◆ **Problem**
Return all the entries exactly, keeping pictures out.

◆ **Exercise input**

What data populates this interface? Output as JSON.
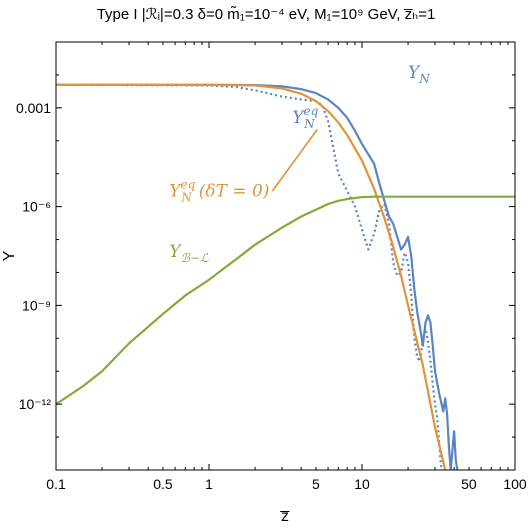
{
  "chart_data": {
    "type": "line",
    "title": "Type I |ℛᵢ|=0.3 δ=0 m̃₁=10⁻⁴ eV, M₁=10⁹ GeV, z̅ₕ=1",
    "xlabel": "z̅",
    "ylabel": "Y",
    "xscale": "log",
    "yscale": "log",
    "xlim": [
      0.1,
      100
    ],
    "ylim": [
      1e-14,
      0.1
    ],
    "x_ticks": [
      {
        "value": 0.1,
        "label": "0.1"
      },
      {
        "value": 0.5,
        "label": "0.5"
      },
      {
        "value": 1,
        "label": "1"
      },
      {
        "value": 5,
        "label": "5"
      },
      {
        "value": 10,
        "label": "10"
      },
      {
        "value": 50,
        "label": "50"
      },
      {
        "value": 100,
        "label": "100"
      }
    ],
    "y_ticks": [
      {
        "value": 0.001,
        "label": "0.001"
      },
      {
        "value": 1e-06,
        "label": "10⁻⁶"
      },
      {
        "value": 1e-09,
        "label": "10⁻⁹"
      },
      {
        "value": 1e-12,
        "label": "10⁻¹²"
      }
    ],
    "series": [
      {
        "name": "Y_N",
        "color": "#5b84c4",
        "style": "solid",
        "points": [
          [
            0.1,
            0.005
          ],
          [
            1,
            0.005
          ],
          [
            2,
            0.0049
          ],
          [
            3,
            0.0045
          ],
          [
            4,
            0.0037
          ],
          [
            5,
            0.0028
          ],
          [
            6,
            0.0018
          ],
          [
            7,
            0.001
          ],
          [
            8,
            0.0005
          ],
          [
            9,
            0.0002
          ],
          [
            10,
            8e-05
          ],
          [
            12,
            2e-05
          ],
          [
            13,
            5e-06
          ],
          [
            14,
            1.5e-06
          ],
          [
            15,
            5e-07
          ],
          [
            16,
            3e-07
          ],
          [
            17,
            1.2e-07
          ],
          [
            18,
            5e-08
          ],
          [
            19,
            7e-08
          ],
          [
            20,
            1.2e-07
          ],
          [
            21,
            3e-08
          ],
          [
            22,
            3e-09
          ],
          [
            23,
            6e-10
          ],
          [
            24,
            2e-10
          ],
          [
            25,
            6e-11
          ],
          [
            26,
            3e-10
          ],
          [
            27,
            5e-10
          ],
          [
            28,
            3e-10
          ],
          [
            29,
            6e-11
          ],
          [
            30,
            1e-11
          ],
          [
            32,
            2e-12
          ],
          [
            34,
            6e-13
          ],
          [
            35,
            1.5e-12
          ],
          [
            36,
            5e-13
          ],
          [
            37,
            5e-14
          ],
          [
            38,
            1e-14
          ],
          [
            40,
            1.5e-13
          ],
          [
            41,
            2e-14
          ],
          [
            42,
            1e-14
          ]
        ]
      },
      {
        "name": "Y_N^eq",
        "color": "#5b84c4",
        "style": "dotted",
        "points": [
          [
            0.1,
            0.005
          ],
          [
            1,
            0.0048
          ],
          [
            1.5,
            0.0043
          ],
          [
            2,
            0.0034
          ],
          [
            3,
            0.0022
          ],
          [
            4,
            0.0018
          ],
          [
            5,
            0.0016
          ],
          [
            5.5,
            0.0012
          ],
          [
            6,
            0.0004
          ],
          [
            6.5,
            6e-05
          ],
          [
            7,
            1e-05
          ],
          [
            8,
            3e-06
          ],
          [
            9,
            1e-06
          ],
          [
            10,
            2e-07
          ],
          [
            11,
            5e-08
          ],
          [
            12,
            1.5e-07
          ],
          [
            13,
            8e-07
          ],
          [
            14,
            1.2e-06
          ],
          [
            15,
            3e-07
          ],
          [
            16,
            2e-08
          ],
          [
            17,
            8e-09
          ],
          [
            18,
            1e-08
          ],
          [
            19,
            4e-08
          ],
          [
            20,
            2e-08
          ],
          [
            21,
            2e-09
          ],
          [
            22,
            1e-10
          ],
          [
            23,
            2.5e-11
          ],
          [
            24,
            2e-11
          ],
          [
            25,
            1e-10
          ],
          [
            26,
            2e-10
          ],
          [
            27,
            8e-11
          ],
          [
            28,
            2e-11
          ],
          [
            29,
            4e-12
          ],
          [
            30,
            1e-12
          ],
          [
            31,
            4e-13
          ],
          [
            32,
            6e-14
          ],
          [
            33,
            1e-14
          ]
        ]
      },
      {
        "name": "Y_N^eq(δT=0)",
        "color": "#e0943a",
        "style": "solid",
        "points": [
          [
            0.1,
            0.005
          ],
          [
            1,
            0.005
          ],
          [
            2,
            0.0048
          ],
          [
            3,
            0.0039
          ],
          [
            4,
            0.0027
          ],
          [
            5,
            0.0016
          ],
          [
            6,
            0.0008
          ],
          [
            7,
            0.00036
          ],
          [
            8,
            0.00015
          ],
          [
            10,
            2.5e-05
          ],
          [
            12,
            3.5e-06
          ],
          [
            14,
            4.5e-07
          ],
          [
            16,
            6e-08
          ],
          [
            18,
            8e-09
          ],
          [
            20,
            1e-09
          ],
          [
            25,
            1.5e-11
          ],
          [
            30,
            2e-13
          ],
          [
            35,
            1e-14
          ]
        ]
      },
      {
        "name": "Y_{B−L}",
        "color": "#7fac35",
        "style": "solid",
        "points": [
          [
            0.1,
            1e-12
          ],
          [
            0.15,
            3.5e-12
          ],
          [
            0.2,
            1e-11
          ],
          [
            0.3,
            7e-11
          ],
          [
            0.5,
            5.5e-10
          ],
          [
            0.7,
            2e-09
          ],
          [
            1,
            6e-09
          ],
          [
            1.5,
            2.5e-08
          ],
          [
            2,
            7e-08
          ],
          [
            3,
            2.3e-07
          ],
          [
            4,
            5e-07
          ],
          [
            5,
            8e-07
          ],
          [
            6,
            1.2e-06
          ],
          [
            7,
            1.5e-06
          ],
          [
            8,
            1.7e-06
          ],
          [
            10,
            1.95e-06
          ],
          [
            12,
            2e-06
          ],
          [
            15,
            2e-06
          ],
          [
            20,
            2e-06
          ],
          [
            50,
            2e-06
          ],
          [
            100,
            2e-06
          ]
        ]
      }
    ],
    "annotations": [
      {
        "base": "Y",
        "sub": "N",
        "sup": "",
        "suffix": "",
        "color": "#5b84c4",
        "at": [
          20,
          0.008
        ]
      },
      {
        "base": "Y",
        "sub": "N",
        "sup": "eq",
        "suffix": "",
        "color": "#5b84c4",
        "at": [
          3.5,
          0.00035
        ]
      },
      {
        "base": "Y",
        "sub": "N",
        "sup": "eq",
        "suffix": "(δT = 0)",
        "color": "#e0943a",
        "at": [
          0.55,
          2e-06
        ]
      },
      {
        "base": "Y",
        "sub": "ℬ−ℒ",
        "sup": "",
        "suffix": "",
        "color": "#7fac35",
        "at": [
          0.55,
          3e-08
        ]
      }
    ],
    "leader_line": {
      "color": "#e0943a",
      "from": [
        2.6,
        3e-06
      ],
      "to": [
        5.1,
        0.00022
      ]
    }
  }
}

◆ **Result for this task**
What data populates this interface? Output as JSON.
{
  "chart_data": {
    "type": "line",
    "title": "Type I |ℛᵢ|=0.3 δ=0 m̃₁=10⁻⁴ eV, M₁=10⁹ GeV, z̅ₕ=1",
    "xlabel": "z̅",
    "ylabel": "Y",
    "xscale": "log",
    "yscale": "log",
    "xlim": [
      0.1,
      100
    ],
    "ylim": [
      1e-14,
      0.1
    ],
    "x_ticks": [
      {
        "value": 0.1,
        "label": "0.1"
      },
      {
        "value": 0.5,
        "label": "0.5"
      },
      {
        "value": 1,
        "label": "1"
      },
      {
        "value": 5,
        "label": "5"
      },
      {
        "value": 10,
        "label": "10"
      },
      {
        "value": 50,
        "label": "50"
      },
      {
        "value": 100,
        "label": "100"
      }
    ],
    "y_ticks": [
      {
        "value": 0.001,
        "label": "0.001"
      },
      {
        "value": 1e-06,
        "label": "10⁻⁶"
      },
      {
        "value": 1e-09,
        "label": "10⁻⁹"
      },
      {
        "value": 1e-12,
        "label": "10⁻¹²"
      }
    ],
    "series": [
      {
        "name": "Y_N",
        "color": "#5b84c4",
        "style": "solid",
        "points": [
          [
            0.1,
            0.005
          ],
          [
            1,
            0.005
          ],
          [
            2,
            0.0049
          ],
          [
            3,
            0.0045
          ],
          [
            4,
            0.0037
          ],
          [
            5,
            0.0028
          ],
          [
            6,
            0.0018
          ],
          [
            7,
            0.001
          ],
          [
            8,
            0.0005
          ],
          [
            9,
            0.0002
          ],
          [
            10,
            8e-05
          ],
          [
            12,
            2e-05
          ],
          [
            13,
            5e-06
          ],
          [
            14,
            1.5e-06
          ],
          [
            15,
            5e-07
          ],
          [
            16,
            3e-07
          ],
          [
            17,
            1.2e-07
          ],
          [
            18,
            5e-08
          ],
          [
            19,
            7e-08
          ],
          [
            20,
            1.2e-07
          ],
          [
            21,
            3e-08
          ],
          [
            22,
            3e-09
          ],
          [
            23,
            6e-10
          ],
          [
            24,
            2e-10
          ],
          [
            25,
            6e-11
          ],
          [
            26,
            3e-10
          ],
          [
            27,
            5e-10
          ],
          [
            28,
            3e-10
          ],
          [
            29,
            6e-11
          ],
          [
            30,
            1e-11
          ],
          [
            32,
            2e-12
          ],
          [
            34,
            6e-13
          ],
          [
            35,
            1.5e-12
          ],
          [
            36,
            5e-13
          ],
          [
            37,
            5e-14
          ],
          [
            38,
            1e-14
          ],
          [
            40,
            1.5e-13
          ],
          [
            41,
            2e-14
          ],
          [
            42,
            1e-14
          ]
        ]
      },
      {
        "name": "Y_N^eq",
        "color": "#5b84c4",
        "style": "dotted",
        "points": [
          [
            0.1,
            0.005
          ],
          [
            1,
            0.0048
          ],
          [
            1.5,
            0.0043
          ],
          [
            2,
            0.0034
          ],
          [
            3,
            0.0022
          ],
          [
            4,
            0.0018
          ],
          [
            5,
            0.0016
          ],
          [
            5.5,
            0.0012
          ],
          [
            6,
            0.0004
          ],
          [
            6.5,
            6e-05
          ],
          [
            7,
            1e-05
          ],
          [
            8,
            3e-06
          ],
          [
            9,
            1e-06
          ],
          [
            10,
            2e-07
          ],
          [
            11,
            5e-08
          ],
          [
            12,
            1.5e-07
          ],
          [
            13,
            8e-07
          ],
          [
            14,
            1.2e-06
          ],
          [
            15,
            3e-07
          ],
          [
            16,
            2e-08
          ],
          [
            17,
            8e-09
          ],
          [
            18,
            1e-08
          ],
          [
            19,
            4e-08
          ],
          [
            20,
            2e-08
          ],
          [
            21,
            2e-09
          ],
          [
            22,
            1e-10
          ],
          [
            23,
            2.5e-11
          ],
          [
            24,
            2e-11
          ],
          [
            25,
            1e-10
          ],
          [
            26,
            2e-10
          ],
          [
            27,
            8e-11
          ],
          [
            28,
            2e-11
          ],
          [
            29,
            4e-12
          ],
          [
            30,
            1e-12
          ],
          [
            31,
            4e-13
          ],
          [
            32,
            6e-14
          ],
          [
            33,
            1e-14
          ]
        ]
      },
      {
        "name": "Y_N^eq(δT=0)",
        "color": "#e0943a",
        "style": "solid",
        "points": [
          [
            0.1,
            0.005
          ],
          [
            1,
            0.005
          ],
          [
            2,
            0.0048
          ],
          [
            3,
            0.0039
          ],
          [
            4,
            0.0027
          ],
          [
            5,
            0.0016
          ],
          [
            6,
            0.0008
          ],
          [
            7,
            0.00036
          ],
          [
            8,
            0.00015
          ],
          [
            10,
            2.5e-05
          ],
          [
            12,
            3.5e-06
          ],
          [
            14,
            4.5e-07
          ],
          [
            16,
            6e-08
          ],
          [
            18,
            8e-09
          ],
          [
            20,
            1e-09
          ],
          [
            25,
            1.5e-11
          ],
          [
            30,
            2e-13
          ],
          [
            35,
            1e-14
          ]
        ]
      },
      {
        "name": "Y_{B−L}",
        "color": "#7fac35",
        "style": "solid",
        "points": [
          [
            0.1,
            1e-12
          ],
          [
            0.15,
            3.5e-12
          ],
          [
            0.2,
            1e-11
          ],
          [
            0.3,
            7e-11
          ],
          [
            0.5,
            5.5e-10
          ],
          [
            0.7,
            2e-09
          ],
          [
            1,
            6e-09
          ],
          [
            1.5,
            2.5e-08
          ],
          [
            2,
            7e-08
          ],
          [
            3,
            2.3e-07
          ],
          [
            4,
            5e-07
          ],
          [
            5,
            8e-07
          ],
          [
            6,
            1.2e-06
          ],
          [
            7,
            1.5e-06
          ],
          [
            8,
            1.7e-06
          ],
          [
            10,
            1.95e-06
          ],
          [
            12,
            2e-06
          ],
          [
            15,
            2e-06
          ],
          [
            20,
            2e-06
          ],
          [
            50,
            2e-06
          ],
          [
            100,
            2e-06
          ]
        ]
      }
    ],
    "annotations": [
      {
        "base": "Y",
        "sub": "N",
        "sup": "",
        "suffix": "",
        "color": "#5b84c4",
        "at": [
          20,
          0.008
        ]
      },
      {
        "base": "Y",
        "sub": "N",
        "sup": "eq",
        "suffix": "",
        "color": "#5b84c4",
        "at": [
          3.5,
          0.00035
        ]
      },
      {
        "base": "Y",
        "sub": "N",
        "sup": "eq",
        "suffix": "(δT = 0)",
        "color": "#e0943a",
        "at": [
          0.55,
          2e-06
        ]
      },
      {
        "base": "Y",
        "sub": "ℬ−ℒ",
        "sup": "",
        "suffix": "",
        "color": "#7fac35",
        "at": [
          0.55,
          3e-08
        ]
      }
    ],
    "leader_line": {
      "color": "#e0943a",
      "from": [
        2.6,
        3e-06
      ],
      "to": [
        5.1,
        0.00022
      ]
    }
  }
}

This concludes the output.